§ **Task item**
Reproduce verbatim the passage of the article on the CyberPeace Institute's appeal below, from "The CyberPeace Institute" to "World Health Organization.".

The CPI issues call to protect international healthcare providers from cyber attacks

The CyberPeace Institute (CPI) has issued a global plea, calling upon governments to work together to protect healthcare providers against cyber threats
“Over the past weeks, we have witnessed attacks that have targeted medical facilities and organisations on the frontlines of the response to the Covid-19 pandemic,” the CPI wrote in an open letter, referencing incidents that had occurred in the Czech Republic, France, Spain, Thailand and the US, and international organisations such as the World Health Organization.
The CPI details that these cyberattacks range from ransomware operations aimed at crippling primary and urgent care networks in exchange for payouts to disinformation campaigns aimed at undermining and disrupting wider elements of the response to the pandemic, including testing and vaccine research facilities. “[These actions] have endangered human lives by impairing the ability of these critical institutions to function, slowing down the distribution of essential supplies and information, and disrupting the delivery of care to patients,” the CPI explained.
The cyber security institution issued a Call to Action, urging the world’s governments to ‘work together to take immediate and decisive action to stop all cyberattacks on hospitals, healthcare and medical research facilities, as well as on medical personnel and international public health organisations’.

§ **Data shown**

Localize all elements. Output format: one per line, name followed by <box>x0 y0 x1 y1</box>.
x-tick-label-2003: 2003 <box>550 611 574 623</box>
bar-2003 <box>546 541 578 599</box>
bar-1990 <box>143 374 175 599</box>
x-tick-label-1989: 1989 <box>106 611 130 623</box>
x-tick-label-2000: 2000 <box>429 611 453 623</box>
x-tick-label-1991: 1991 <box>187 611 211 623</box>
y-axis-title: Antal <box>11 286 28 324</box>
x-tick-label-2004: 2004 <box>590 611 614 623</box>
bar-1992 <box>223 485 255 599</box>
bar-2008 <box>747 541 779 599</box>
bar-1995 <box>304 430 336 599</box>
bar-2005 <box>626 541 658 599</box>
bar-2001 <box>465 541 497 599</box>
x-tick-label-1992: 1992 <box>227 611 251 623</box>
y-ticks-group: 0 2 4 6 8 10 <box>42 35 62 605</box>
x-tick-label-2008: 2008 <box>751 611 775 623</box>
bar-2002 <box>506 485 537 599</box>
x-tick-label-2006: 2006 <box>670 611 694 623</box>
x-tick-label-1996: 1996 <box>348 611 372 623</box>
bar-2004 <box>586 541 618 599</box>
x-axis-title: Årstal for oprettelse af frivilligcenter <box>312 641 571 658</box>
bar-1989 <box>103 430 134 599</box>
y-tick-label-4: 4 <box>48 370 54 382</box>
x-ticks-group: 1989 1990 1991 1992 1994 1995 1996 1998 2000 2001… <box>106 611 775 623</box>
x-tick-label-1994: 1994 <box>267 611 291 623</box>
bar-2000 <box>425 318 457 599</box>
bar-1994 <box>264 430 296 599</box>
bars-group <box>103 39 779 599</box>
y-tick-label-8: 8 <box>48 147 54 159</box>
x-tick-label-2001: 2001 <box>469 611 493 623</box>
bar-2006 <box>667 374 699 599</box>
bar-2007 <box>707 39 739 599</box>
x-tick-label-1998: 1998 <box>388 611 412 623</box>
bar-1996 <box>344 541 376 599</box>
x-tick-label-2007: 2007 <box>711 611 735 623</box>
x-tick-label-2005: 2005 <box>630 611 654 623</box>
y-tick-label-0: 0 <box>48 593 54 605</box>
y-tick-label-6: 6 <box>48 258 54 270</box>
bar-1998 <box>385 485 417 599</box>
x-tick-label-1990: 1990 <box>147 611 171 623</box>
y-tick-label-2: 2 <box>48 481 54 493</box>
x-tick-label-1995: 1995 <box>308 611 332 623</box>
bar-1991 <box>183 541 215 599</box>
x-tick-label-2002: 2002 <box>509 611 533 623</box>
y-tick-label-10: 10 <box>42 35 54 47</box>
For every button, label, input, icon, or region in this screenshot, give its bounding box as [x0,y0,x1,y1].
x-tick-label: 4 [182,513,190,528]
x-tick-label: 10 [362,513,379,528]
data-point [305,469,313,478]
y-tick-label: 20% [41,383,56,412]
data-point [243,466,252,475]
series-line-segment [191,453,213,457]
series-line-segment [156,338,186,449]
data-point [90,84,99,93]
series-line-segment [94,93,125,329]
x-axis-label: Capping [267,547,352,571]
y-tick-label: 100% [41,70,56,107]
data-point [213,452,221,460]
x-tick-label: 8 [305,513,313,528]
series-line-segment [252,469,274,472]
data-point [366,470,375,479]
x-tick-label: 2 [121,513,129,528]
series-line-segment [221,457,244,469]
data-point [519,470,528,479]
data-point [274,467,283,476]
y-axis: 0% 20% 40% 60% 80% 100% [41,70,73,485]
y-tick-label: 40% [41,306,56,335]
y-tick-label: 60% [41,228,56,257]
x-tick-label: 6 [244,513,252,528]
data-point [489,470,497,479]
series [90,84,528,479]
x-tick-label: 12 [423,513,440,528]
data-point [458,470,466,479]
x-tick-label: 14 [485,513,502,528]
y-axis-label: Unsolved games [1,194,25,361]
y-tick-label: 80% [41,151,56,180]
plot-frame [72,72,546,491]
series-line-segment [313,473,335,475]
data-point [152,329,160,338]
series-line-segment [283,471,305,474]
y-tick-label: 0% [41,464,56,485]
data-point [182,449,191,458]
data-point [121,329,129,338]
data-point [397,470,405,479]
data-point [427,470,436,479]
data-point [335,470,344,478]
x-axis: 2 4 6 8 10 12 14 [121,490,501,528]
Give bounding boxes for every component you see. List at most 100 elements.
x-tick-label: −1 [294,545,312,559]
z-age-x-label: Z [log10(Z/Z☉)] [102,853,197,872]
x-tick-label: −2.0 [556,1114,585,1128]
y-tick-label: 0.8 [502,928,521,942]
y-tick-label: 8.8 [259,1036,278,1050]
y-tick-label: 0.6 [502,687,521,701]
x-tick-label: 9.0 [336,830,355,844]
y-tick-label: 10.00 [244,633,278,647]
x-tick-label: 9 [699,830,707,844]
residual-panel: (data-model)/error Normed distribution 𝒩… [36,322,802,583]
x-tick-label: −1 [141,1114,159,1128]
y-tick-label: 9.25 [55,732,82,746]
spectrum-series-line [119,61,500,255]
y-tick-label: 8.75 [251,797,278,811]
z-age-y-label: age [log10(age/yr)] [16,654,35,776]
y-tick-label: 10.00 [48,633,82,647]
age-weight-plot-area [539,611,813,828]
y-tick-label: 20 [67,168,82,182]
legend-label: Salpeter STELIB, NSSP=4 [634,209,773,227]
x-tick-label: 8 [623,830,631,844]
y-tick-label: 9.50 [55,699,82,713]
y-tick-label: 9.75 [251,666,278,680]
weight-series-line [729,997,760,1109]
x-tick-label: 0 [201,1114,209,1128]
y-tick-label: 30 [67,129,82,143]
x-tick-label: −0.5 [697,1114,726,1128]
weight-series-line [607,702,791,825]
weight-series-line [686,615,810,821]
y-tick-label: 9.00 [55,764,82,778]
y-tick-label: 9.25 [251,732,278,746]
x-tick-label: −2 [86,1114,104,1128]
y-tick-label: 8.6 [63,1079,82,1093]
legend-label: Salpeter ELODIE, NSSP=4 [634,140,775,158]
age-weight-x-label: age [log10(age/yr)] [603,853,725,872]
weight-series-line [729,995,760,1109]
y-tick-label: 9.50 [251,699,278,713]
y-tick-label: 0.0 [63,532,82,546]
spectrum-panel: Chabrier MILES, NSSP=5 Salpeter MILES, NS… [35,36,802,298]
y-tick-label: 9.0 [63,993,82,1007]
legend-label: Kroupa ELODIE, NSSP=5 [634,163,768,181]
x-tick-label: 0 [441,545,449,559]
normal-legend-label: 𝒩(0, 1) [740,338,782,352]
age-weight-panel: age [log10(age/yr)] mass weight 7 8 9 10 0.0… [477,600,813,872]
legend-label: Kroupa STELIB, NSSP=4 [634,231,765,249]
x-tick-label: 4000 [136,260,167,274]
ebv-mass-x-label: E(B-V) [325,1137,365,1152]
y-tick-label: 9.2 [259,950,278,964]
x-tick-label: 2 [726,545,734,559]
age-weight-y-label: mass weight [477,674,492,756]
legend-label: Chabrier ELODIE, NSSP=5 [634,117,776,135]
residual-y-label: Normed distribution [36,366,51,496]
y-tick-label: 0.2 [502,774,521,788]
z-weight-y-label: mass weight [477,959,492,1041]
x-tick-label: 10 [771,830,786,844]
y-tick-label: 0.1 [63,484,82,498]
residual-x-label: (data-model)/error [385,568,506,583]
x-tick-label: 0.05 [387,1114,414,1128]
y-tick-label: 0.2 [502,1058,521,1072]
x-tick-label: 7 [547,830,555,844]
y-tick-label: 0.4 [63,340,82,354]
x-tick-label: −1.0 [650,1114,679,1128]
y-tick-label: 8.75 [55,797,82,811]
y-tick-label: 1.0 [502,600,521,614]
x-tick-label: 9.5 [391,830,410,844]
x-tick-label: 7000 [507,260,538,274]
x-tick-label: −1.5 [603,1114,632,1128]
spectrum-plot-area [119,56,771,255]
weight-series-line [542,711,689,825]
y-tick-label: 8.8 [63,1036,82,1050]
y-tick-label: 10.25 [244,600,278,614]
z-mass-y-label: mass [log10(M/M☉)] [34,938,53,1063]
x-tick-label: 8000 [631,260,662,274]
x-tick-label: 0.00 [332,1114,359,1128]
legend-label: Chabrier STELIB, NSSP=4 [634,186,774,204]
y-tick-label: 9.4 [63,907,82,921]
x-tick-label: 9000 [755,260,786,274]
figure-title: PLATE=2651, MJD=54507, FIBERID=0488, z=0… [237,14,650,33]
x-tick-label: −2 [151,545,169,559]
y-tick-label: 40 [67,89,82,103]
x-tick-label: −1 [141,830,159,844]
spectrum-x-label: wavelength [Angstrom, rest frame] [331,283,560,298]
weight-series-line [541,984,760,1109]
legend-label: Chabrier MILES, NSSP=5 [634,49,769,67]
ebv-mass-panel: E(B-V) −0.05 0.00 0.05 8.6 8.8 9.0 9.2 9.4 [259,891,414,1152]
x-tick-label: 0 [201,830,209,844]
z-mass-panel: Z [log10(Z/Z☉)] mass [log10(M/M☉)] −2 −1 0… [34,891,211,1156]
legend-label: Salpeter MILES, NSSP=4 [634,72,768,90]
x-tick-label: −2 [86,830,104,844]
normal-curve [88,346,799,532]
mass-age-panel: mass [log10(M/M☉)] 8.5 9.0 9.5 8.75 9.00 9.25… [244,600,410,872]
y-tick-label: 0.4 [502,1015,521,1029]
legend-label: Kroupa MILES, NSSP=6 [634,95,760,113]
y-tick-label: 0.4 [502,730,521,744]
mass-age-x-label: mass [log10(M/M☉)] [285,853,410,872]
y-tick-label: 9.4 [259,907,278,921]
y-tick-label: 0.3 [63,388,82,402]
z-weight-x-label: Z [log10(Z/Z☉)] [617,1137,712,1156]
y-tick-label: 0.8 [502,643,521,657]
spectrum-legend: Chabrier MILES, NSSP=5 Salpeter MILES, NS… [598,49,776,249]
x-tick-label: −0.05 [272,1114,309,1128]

§ **Response below**
The CyberPeace Institute (CPI) has issued a global plea, calling upon governments to work together to protect healthcare providers against cyber threats
“Over the past weeks, we have witnessed attacks that have targeted medical facilities and organisations on the frontlines of the response to the Covid-19 pandemic,” the CPI wrote in an open letter, referencing incidents that had occurred in the Czech Republic, France, Spain, Thailand and the US, and international organisations such as the World Health Organization.